— Begin Dataset rows —

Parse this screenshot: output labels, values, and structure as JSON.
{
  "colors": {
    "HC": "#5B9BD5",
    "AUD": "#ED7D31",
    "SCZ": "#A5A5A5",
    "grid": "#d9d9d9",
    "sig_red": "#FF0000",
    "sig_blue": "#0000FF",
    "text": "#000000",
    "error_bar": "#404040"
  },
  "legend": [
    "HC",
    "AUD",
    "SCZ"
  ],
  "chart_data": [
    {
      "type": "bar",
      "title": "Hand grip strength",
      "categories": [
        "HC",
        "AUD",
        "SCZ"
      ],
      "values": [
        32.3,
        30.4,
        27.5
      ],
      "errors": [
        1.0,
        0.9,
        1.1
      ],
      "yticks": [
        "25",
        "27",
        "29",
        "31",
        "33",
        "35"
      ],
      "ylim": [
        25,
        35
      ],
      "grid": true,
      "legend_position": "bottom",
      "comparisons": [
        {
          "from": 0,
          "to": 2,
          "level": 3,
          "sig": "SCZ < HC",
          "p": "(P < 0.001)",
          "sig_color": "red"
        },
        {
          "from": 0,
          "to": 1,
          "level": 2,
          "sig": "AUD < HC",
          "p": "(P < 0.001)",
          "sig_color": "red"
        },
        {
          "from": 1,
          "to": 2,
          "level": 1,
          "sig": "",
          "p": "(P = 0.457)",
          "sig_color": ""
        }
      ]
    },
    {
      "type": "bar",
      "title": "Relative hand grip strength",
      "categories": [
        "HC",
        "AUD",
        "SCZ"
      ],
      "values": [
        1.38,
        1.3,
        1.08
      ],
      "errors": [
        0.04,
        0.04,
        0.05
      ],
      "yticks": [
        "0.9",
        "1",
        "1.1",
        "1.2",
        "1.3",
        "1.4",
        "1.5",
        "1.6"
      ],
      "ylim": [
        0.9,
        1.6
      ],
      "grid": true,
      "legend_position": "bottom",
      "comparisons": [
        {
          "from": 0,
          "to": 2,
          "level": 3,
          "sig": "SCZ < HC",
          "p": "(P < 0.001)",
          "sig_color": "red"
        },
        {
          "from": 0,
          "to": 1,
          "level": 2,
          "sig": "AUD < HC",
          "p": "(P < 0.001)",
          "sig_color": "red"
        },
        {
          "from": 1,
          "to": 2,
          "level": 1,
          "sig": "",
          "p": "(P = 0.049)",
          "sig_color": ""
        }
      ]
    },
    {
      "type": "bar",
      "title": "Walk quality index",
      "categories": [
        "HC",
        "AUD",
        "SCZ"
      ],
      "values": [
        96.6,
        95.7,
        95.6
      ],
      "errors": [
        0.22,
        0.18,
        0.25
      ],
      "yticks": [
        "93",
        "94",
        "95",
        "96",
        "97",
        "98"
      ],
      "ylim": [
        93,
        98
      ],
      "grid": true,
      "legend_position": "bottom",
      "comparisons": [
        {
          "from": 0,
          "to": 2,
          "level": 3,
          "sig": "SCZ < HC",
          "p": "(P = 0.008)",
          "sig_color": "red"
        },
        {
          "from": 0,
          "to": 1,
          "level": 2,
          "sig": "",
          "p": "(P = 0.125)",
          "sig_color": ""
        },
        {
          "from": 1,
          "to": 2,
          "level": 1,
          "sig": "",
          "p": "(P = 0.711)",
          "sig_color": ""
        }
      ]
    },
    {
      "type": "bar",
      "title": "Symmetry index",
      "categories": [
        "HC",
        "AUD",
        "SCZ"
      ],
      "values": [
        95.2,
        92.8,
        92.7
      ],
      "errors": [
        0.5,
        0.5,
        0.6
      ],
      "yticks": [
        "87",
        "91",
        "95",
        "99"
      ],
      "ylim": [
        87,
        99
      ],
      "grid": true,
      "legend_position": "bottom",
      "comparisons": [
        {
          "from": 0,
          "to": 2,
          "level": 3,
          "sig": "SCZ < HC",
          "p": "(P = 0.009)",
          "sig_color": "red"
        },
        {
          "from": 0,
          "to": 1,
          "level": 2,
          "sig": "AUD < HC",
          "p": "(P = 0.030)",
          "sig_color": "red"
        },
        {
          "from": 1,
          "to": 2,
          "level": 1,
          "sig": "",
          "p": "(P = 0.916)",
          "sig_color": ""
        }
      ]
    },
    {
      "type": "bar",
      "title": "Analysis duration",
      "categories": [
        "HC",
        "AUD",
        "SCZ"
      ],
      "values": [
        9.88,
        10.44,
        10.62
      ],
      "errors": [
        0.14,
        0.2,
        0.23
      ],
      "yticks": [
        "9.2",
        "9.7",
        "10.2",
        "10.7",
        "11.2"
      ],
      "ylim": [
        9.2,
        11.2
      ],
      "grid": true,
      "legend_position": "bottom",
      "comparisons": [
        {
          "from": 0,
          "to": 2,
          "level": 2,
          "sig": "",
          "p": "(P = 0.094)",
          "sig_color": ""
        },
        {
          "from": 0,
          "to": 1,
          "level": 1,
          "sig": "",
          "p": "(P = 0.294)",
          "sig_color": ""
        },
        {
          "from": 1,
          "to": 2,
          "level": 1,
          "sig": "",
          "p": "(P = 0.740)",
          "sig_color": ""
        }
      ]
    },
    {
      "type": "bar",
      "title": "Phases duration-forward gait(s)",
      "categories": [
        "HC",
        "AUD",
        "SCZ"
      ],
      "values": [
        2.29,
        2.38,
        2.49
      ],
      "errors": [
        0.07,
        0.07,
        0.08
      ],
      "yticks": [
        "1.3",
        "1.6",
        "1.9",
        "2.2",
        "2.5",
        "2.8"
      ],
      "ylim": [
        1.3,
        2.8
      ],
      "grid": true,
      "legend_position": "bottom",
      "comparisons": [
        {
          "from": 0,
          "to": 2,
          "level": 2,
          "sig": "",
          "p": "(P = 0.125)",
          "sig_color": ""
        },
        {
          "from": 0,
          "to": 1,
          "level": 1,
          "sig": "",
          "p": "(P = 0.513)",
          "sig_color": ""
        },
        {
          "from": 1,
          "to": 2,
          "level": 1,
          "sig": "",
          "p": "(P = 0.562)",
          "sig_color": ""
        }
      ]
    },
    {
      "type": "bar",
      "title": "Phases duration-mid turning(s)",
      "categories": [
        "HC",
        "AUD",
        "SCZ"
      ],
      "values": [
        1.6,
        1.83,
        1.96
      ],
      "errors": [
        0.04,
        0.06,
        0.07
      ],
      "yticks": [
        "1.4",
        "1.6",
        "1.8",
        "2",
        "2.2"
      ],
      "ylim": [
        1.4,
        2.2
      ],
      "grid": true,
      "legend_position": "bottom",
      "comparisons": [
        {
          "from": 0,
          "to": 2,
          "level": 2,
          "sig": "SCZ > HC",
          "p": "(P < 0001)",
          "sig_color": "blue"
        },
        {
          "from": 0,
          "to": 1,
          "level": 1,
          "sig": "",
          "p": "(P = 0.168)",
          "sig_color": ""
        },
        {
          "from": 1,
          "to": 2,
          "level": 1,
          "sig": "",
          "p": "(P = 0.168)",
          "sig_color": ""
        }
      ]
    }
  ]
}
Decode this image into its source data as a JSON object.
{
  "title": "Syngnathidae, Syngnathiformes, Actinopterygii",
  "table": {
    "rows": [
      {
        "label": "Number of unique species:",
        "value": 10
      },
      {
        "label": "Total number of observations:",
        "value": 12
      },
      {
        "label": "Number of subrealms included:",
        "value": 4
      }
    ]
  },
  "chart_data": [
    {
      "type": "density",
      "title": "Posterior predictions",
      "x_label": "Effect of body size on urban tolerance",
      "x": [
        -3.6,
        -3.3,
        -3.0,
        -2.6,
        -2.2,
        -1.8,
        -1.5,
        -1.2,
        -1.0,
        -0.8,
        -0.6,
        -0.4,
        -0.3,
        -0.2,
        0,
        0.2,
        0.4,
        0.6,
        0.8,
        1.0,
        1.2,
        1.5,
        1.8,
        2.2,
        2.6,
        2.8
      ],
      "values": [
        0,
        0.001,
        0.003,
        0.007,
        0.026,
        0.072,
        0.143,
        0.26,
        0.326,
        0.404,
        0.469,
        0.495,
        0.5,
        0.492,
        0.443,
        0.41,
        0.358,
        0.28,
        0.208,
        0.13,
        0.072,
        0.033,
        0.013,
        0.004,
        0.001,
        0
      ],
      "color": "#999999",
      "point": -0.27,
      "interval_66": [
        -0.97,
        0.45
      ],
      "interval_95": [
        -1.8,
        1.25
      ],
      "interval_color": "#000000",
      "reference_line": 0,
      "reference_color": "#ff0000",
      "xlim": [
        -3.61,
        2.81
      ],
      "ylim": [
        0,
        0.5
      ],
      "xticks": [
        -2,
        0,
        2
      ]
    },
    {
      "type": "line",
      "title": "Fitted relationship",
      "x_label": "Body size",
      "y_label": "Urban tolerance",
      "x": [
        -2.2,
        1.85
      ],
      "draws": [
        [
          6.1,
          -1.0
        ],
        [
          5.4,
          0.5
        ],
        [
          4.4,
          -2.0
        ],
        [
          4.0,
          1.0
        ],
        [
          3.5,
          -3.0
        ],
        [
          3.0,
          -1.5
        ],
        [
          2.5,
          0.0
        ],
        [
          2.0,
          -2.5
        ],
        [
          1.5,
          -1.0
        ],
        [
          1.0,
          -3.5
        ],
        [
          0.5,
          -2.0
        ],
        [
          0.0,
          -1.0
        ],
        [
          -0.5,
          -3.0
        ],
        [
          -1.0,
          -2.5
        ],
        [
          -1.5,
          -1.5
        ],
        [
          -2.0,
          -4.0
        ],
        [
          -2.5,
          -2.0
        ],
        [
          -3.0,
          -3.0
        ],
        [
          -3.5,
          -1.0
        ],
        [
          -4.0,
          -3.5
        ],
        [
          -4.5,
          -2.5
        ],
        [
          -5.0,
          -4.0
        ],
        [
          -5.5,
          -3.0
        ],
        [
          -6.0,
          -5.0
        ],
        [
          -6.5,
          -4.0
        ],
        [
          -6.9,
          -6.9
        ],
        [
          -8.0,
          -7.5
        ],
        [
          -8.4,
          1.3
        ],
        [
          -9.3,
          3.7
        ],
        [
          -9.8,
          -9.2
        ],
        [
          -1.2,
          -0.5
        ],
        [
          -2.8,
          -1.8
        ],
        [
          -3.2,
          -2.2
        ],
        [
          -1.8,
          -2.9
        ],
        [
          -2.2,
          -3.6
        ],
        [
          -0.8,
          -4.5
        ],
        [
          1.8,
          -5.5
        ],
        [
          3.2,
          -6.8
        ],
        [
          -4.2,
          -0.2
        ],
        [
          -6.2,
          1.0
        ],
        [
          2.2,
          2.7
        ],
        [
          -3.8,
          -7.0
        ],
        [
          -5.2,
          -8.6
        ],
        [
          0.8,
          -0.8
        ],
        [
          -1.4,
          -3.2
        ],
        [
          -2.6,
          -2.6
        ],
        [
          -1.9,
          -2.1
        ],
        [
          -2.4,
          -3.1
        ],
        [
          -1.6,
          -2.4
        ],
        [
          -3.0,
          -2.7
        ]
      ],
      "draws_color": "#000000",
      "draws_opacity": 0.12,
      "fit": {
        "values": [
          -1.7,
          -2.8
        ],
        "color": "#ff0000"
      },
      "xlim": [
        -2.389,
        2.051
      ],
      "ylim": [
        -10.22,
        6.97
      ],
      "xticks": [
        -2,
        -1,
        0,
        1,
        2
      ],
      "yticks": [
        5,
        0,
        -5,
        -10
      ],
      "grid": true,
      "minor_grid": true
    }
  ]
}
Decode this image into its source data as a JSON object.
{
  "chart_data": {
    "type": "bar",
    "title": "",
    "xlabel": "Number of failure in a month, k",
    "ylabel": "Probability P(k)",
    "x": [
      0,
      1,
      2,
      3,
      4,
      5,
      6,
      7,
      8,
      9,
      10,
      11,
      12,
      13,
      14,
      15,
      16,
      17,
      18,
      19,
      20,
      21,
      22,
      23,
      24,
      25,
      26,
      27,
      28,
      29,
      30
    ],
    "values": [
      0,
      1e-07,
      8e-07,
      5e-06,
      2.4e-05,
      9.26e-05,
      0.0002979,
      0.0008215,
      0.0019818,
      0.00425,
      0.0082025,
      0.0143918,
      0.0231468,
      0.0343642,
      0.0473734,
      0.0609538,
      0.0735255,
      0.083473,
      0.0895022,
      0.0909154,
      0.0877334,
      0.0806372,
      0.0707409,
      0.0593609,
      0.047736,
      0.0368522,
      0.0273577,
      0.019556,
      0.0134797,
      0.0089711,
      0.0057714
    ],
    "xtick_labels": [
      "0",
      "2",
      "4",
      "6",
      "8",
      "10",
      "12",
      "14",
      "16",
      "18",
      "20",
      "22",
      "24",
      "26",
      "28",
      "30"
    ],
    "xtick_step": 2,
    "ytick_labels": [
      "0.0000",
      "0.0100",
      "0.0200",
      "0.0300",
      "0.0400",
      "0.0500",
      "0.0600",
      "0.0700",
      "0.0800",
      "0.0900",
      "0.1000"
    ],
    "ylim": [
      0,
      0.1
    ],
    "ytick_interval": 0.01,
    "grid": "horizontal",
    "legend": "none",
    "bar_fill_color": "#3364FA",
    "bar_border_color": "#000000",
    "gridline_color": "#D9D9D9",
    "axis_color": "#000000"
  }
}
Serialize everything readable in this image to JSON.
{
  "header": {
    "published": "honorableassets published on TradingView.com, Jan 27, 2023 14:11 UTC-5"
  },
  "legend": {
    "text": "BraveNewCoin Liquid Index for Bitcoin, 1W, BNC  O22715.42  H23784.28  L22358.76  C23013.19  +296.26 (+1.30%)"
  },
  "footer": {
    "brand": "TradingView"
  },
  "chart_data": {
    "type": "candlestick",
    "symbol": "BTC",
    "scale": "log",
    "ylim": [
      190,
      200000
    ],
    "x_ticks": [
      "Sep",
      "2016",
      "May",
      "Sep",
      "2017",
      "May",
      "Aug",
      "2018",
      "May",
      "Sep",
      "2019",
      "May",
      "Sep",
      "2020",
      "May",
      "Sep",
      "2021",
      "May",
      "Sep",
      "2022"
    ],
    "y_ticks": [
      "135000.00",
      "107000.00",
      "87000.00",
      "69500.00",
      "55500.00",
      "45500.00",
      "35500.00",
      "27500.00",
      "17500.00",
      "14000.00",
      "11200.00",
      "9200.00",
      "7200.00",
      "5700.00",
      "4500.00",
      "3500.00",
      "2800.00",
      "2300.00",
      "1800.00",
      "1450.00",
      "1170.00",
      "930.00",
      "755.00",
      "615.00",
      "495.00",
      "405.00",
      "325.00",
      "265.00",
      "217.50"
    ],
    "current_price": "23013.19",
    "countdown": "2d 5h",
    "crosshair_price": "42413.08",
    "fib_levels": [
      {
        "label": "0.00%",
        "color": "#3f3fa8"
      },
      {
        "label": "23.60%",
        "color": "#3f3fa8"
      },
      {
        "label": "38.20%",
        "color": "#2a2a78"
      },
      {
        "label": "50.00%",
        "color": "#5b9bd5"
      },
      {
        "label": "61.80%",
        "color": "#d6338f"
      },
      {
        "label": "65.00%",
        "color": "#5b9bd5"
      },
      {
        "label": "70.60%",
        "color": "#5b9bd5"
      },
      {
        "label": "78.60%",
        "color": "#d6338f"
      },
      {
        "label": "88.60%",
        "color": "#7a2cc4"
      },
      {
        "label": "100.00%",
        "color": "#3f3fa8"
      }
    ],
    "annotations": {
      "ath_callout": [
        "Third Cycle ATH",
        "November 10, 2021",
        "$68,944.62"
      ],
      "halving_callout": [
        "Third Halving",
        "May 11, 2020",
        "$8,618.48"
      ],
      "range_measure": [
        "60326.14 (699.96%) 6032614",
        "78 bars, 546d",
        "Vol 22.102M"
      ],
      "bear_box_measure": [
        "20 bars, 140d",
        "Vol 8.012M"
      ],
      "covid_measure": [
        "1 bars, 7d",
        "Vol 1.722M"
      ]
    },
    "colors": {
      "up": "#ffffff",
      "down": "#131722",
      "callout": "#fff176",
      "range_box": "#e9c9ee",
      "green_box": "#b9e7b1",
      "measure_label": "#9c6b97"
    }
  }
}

— End Dataset rows —

▸ The task: Give only the number of lines in the entries above that hold the string "strength".

▸ Reply to the exercise: 2